__Extract to read__.
++++++++++

Tuesday, February 27, 2007

getaway

i feel lost but im told that i am found
i feel shakey, but im standing on the ground
i want to fly away
somewhere other than here
i thought i'd found my way
somewhere other than here

fly away
ive got to get away, get away runaway from here
is this what i see, this cannot be
what ive been told what my life's to look like
ive got to get away, get away get away from here
ive got to get away get away runaway from here

the darkest of places
my heart just erases
memories of you and me
im not that strong
to let this love linger on

moving on, run into you again
moving on, that life was the end

fly away
ive got to get away, get away runaway from here
is this what i see, this cannot be
what ive been told what my life is to look like
ive got to get away, get away get away from here


to know what i dont know
to see what i cant see
this is what my life is suppose to be
a five letter word, that could cause so much hurt
take a chance and see the possibility

the ghost in my past
i hope this moment doesnt last

Saturday, February 24, 2007

cynical or am i?

for my life time that i have been able to date... which has been a matter of 10 years, i havent. mainly because i have had standards. well that was what i called them and everyone around me and the people who taught me to "have standards" priscilla "God is protecting you" or my personal favorite " your intimidating, your so beautiful" , anyways this is just some of the many things i have heard my life. now as i sit here and im almost 27 and have never truly had a boyfriend i am starting to ask the question what is wrong with me? or what is wrong with the "high standards" i have had. and what if what everyone calls settling really isnt settling. everyone has problems, issues as i like to call them. God knows i am a queen of them. what if having standards that are never going to be attainable is really what is settling because that leaves me alone and lonely the very thing that i dont want. and settling means settling for something that you really dont want. and the truth is that i do want a boyfriend, to eventually get married, a person that i can laugh with and be goofy with but there is a connection spiritually. i just think that maybe the thoughts i have had about "boyfriend, dating, relationships" has really kept me from alot. and to me that is settling. and the whole thing about pursuit, im not sure what i think about that right now. im wondering if that will ever happen. does that even exsist in the mindset of a man. im not sure that it does. i think we have emasculated it so much that it wont happen. in this moment i pretty convinced that i will probably never get married, so i might as well come to terms with it now so i can get over the hope of ever having it. i should just go ahead and move to some island and live alone with Jesus. that would be much less painful. would you say i was being cynical, well im not sure that i am as much as i would say that i am being a realist at this point. not cynical, a realist. i would say hopeless. because i dont have any at this point. i mean when my closest friends says to me " if i could find a male prostitute for you i would" that pretty much leaves me hopeless that my only option right now is a meaningless lay and a moment of feel good. that is pretty much hopeless. doesnt say much of hope... i mean really.

++++++++++

__Dataset records__.
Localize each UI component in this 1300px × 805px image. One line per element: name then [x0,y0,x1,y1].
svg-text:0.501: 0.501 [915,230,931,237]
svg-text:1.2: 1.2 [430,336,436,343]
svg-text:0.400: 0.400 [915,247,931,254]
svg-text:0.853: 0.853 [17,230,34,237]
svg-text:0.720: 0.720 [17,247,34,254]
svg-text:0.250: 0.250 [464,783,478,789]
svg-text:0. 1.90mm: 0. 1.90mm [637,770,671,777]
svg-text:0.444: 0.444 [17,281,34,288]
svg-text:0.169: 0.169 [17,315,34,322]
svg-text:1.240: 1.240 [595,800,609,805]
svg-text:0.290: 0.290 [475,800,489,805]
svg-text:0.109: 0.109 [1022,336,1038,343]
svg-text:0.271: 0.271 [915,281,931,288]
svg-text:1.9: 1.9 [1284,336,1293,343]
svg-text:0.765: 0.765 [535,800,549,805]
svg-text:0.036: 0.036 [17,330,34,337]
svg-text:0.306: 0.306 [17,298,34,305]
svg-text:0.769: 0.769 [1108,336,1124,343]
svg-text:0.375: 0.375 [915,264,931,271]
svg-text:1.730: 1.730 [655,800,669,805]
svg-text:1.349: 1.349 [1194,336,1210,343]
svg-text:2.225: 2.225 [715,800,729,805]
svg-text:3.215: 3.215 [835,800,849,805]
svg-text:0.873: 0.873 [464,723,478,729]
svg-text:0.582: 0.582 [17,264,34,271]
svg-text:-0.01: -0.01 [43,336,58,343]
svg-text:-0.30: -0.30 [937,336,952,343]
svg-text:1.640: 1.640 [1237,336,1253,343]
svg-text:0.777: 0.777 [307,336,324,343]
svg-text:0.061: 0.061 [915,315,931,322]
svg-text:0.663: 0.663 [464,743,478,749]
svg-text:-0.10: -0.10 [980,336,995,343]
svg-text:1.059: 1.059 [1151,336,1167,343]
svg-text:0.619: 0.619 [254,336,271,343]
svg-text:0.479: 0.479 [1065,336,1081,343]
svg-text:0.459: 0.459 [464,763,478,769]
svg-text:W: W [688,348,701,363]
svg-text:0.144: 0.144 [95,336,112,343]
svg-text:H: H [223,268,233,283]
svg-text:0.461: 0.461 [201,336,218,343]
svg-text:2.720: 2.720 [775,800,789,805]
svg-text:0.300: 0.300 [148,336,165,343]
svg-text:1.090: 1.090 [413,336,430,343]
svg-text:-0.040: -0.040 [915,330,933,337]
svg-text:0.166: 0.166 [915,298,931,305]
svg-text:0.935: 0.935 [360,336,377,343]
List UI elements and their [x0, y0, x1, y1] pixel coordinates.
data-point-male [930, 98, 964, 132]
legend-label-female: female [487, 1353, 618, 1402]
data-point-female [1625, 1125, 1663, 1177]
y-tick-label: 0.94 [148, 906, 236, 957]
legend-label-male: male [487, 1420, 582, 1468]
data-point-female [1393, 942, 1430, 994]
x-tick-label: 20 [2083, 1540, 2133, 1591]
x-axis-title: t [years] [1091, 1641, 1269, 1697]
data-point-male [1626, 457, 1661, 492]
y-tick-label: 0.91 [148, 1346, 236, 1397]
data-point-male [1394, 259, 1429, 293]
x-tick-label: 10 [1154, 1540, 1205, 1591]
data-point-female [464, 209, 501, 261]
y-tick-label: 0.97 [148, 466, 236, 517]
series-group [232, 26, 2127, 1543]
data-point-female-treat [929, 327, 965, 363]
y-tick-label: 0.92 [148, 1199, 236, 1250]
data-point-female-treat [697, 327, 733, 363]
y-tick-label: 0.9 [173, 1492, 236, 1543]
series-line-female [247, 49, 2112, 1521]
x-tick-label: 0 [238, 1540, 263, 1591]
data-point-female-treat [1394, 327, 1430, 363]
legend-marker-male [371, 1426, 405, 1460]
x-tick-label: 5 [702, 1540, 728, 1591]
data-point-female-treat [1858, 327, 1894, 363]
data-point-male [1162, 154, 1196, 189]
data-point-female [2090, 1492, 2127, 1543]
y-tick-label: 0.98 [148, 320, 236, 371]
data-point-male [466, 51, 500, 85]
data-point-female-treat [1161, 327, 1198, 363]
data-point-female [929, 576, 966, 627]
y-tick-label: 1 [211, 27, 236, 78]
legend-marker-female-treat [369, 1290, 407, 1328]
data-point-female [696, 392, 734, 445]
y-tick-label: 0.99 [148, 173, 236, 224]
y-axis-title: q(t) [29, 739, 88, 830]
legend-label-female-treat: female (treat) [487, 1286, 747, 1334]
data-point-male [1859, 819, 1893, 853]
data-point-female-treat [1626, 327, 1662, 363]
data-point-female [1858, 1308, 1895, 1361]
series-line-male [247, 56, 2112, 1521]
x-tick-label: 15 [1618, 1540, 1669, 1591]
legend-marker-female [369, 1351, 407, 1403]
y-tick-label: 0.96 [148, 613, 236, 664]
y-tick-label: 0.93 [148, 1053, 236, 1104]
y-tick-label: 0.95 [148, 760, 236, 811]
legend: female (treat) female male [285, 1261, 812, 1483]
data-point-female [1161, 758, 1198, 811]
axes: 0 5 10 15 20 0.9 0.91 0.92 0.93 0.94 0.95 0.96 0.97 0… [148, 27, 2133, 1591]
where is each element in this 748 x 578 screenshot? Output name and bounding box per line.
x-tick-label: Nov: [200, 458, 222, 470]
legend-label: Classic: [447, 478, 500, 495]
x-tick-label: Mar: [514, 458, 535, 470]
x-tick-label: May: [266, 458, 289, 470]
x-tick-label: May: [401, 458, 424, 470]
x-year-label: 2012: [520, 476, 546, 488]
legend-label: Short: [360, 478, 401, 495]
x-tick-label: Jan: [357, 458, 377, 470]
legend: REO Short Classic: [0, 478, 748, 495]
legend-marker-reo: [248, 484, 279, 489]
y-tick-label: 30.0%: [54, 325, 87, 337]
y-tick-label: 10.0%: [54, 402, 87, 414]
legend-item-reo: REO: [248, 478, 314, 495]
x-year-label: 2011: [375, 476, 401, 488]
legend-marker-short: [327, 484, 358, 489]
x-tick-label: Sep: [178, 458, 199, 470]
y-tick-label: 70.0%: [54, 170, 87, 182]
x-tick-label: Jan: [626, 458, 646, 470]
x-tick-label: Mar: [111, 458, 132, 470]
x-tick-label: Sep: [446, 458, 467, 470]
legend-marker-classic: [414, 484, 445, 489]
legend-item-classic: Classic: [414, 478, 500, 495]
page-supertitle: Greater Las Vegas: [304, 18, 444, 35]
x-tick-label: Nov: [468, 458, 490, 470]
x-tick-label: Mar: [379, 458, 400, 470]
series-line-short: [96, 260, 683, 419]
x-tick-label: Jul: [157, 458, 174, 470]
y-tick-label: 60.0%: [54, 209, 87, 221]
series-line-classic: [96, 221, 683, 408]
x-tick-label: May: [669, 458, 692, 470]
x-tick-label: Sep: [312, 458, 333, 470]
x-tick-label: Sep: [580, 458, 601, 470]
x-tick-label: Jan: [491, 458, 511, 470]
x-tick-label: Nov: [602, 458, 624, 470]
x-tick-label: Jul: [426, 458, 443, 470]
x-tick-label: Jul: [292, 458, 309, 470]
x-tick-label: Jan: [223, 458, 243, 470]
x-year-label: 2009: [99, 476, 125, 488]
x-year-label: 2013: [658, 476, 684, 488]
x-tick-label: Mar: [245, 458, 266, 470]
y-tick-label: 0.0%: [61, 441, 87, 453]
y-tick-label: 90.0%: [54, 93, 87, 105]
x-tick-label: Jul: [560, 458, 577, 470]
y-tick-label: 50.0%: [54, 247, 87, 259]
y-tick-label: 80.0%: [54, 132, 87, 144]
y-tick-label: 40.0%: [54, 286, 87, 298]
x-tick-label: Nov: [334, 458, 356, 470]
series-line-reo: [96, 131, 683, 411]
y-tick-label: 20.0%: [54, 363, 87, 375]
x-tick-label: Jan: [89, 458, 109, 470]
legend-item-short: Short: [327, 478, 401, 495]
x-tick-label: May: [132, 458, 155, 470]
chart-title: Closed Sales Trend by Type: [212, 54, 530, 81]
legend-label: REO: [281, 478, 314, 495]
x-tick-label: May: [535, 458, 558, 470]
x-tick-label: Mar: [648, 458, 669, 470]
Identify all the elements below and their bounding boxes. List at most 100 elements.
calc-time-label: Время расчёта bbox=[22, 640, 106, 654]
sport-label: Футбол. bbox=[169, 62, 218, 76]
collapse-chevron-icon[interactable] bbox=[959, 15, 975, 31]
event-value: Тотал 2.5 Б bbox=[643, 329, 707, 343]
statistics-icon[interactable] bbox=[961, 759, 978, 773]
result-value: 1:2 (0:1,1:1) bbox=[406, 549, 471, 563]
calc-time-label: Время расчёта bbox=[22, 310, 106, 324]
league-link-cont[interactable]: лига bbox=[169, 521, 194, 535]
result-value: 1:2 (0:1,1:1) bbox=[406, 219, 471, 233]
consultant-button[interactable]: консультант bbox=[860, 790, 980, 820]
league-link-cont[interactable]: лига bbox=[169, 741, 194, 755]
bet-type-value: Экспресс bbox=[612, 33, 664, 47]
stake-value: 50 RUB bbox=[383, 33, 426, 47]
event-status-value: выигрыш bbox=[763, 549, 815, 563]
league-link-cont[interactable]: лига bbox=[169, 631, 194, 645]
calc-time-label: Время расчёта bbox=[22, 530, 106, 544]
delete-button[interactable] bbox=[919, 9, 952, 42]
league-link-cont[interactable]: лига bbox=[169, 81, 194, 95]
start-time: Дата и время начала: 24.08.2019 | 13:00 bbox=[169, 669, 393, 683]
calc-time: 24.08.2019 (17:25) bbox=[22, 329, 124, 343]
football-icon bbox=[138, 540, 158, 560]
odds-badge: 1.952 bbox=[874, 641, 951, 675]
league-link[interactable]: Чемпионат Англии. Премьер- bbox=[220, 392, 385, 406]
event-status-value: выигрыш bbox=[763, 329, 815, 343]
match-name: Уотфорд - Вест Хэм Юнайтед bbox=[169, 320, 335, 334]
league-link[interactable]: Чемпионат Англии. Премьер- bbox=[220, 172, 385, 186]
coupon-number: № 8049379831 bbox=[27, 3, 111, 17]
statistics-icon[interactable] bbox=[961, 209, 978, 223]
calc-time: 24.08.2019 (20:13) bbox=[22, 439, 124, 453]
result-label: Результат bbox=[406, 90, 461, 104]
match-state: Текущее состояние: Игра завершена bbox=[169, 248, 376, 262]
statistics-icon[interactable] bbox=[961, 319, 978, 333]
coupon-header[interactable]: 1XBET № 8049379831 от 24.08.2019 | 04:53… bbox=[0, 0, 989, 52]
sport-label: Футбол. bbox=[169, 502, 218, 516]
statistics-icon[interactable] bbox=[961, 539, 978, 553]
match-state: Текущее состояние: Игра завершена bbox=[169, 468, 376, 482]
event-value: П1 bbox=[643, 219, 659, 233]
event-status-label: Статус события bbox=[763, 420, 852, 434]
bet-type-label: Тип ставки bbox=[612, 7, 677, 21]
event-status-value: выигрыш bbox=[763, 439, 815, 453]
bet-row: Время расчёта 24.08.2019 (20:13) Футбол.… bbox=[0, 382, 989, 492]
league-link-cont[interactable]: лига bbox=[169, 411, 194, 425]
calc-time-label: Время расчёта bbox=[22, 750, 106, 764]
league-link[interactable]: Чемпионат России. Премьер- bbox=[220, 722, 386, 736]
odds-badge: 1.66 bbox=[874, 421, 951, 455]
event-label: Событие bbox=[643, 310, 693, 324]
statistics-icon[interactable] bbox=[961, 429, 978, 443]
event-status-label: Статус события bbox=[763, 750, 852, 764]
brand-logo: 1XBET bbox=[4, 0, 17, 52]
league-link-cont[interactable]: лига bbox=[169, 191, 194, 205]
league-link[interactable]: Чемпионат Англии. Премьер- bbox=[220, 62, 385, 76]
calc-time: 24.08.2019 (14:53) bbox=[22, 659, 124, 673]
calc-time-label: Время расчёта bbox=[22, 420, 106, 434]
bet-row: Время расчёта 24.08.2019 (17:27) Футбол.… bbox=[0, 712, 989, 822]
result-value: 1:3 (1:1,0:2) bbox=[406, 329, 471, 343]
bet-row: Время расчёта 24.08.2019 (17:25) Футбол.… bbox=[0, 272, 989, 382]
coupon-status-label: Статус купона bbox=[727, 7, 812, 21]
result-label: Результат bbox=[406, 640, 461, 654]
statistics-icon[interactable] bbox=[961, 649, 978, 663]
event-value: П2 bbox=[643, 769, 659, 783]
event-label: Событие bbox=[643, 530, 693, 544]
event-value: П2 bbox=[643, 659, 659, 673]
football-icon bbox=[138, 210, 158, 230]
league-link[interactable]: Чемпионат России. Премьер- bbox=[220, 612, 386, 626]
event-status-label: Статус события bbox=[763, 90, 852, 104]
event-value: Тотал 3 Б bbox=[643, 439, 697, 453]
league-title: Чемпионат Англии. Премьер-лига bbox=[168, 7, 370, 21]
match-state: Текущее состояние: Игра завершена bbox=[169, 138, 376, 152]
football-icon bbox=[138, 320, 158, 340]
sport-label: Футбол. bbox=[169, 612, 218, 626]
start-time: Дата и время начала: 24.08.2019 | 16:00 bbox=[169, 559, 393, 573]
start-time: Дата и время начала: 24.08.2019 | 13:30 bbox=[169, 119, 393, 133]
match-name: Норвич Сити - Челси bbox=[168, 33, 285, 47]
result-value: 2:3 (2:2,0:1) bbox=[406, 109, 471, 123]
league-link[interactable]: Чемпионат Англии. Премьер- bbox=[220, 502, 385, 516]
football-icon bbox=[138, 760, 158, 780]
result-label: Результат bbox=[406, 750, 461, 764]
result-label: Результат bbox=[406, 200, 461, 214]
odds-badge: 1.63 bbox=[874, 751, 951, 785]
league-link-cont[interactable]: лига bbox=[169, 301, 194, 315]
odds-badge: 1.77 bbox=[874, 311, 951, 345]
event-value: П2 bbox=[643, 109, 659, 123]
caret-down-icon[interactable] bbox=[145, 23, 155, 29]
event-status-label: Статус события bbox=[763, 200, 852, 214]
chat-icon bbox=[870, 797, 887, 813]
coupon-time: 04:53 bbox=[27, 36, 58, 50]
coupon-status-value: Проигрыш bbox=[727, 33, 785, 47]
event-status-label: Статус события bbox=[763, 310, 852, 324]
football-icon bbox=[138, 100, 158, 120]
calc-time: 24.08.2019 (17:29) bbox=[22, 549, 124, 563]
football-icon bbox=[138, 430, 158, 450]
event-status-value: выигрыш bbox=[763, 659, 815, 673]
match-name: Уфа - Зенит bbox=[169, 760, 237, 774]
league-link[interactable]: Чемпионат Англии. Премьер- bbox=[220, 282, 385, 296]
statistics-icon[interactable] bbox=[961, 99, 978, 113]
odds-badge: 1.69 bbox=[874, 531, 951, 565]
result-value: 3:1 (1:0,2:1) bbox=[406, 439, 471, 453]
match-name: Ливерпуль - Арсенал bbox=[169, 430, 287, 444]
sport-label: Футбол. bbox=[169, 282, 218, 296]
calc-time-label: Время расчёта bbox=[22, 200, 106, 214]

++++++++++

__Exercise tasks__.
A. Repeat word for word the stretch of the blog post from "to know what" through "cynical or am i?".
B. Reproduce unchanged the stretch of rows from the first row through the row that contains "svg-text:0.444: 0.444 [17,281,34,288]".

__The answers__.
A.
to know what i dont know
to see what i cant see
this is what my life is suppose to be
a five letter word, that could cause so much hurt
take a chance and see the possibility

the ghost in my past
i hope this moment doesnt last

Saturday, February 24, 2007

cynical or am i?

B.
Localize each UI component in this 1300px × 805px image. One line per element: name then [x0,y0,x1,y1].
svg-text:0.501: 0.501 [915,230,931,237]
svg-text:1.2: 1.2 [430,336,436,343]
svg-text:0.400: 0.400 [915,247,931,254]
svg-text:0.853: 0.853 [17,230,34,237]
svg-text:0.720: 0.720 [17,247,34,254]
svg-text:0.250: 0.250 [464,783,478,789]
svg-text:0. 1.90mm: 0. 1.90mm [637,770,671,777]
svg-text:0.444: 0.444 [17,281,34,288]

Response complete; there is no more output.